Objective: Repeat the full listing below verbatim and keep the images out.

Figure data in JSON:

+++++

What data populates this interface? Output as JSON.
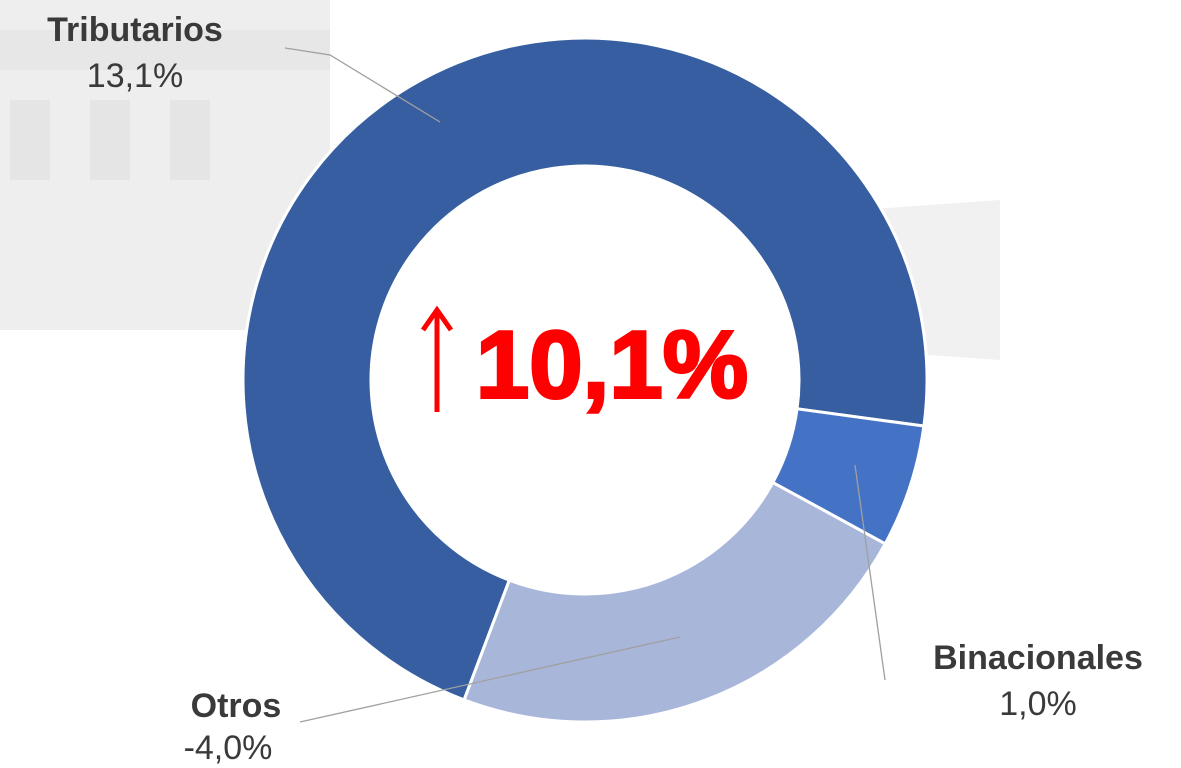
{
  "chart_data": {
    "type": "donut",
    "categories": [
      "Tributarios",
      "Binacionales",
      "Otros"
    ],
    "values": [
      71.4,
      5.8,
      22.8
    ],
    "growth_labels": [
      "13,1%",
      "1,0%",
      "-4,0%"
    ],
    "colors": [
      "#365ea0",
      "#4472c4",
      "#a8b6da"
    ],
    "start_angle": 200.7,
    "center_label": "10,1%"
  }
}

+++++

Output:
What data populates this interface? Output as JSON.
{
  "chart_data": {
    "type": "donut",
    "categories": [
      "Tributarios",
      "Binacionales",
      "Otros"
    ],
    "values": [
      71.4,
      5.8,
      22.8
    ],
    "growth_labels": [
      "13,1%",
      "1,0%",
      "-4,0%"
    ],
    "colors": [
      "#365ea0",
      "#4472c4",
      "#a8b6da"
    ],
    "start_angle": 200.7,
    "center_label": "10,1%"
  }
}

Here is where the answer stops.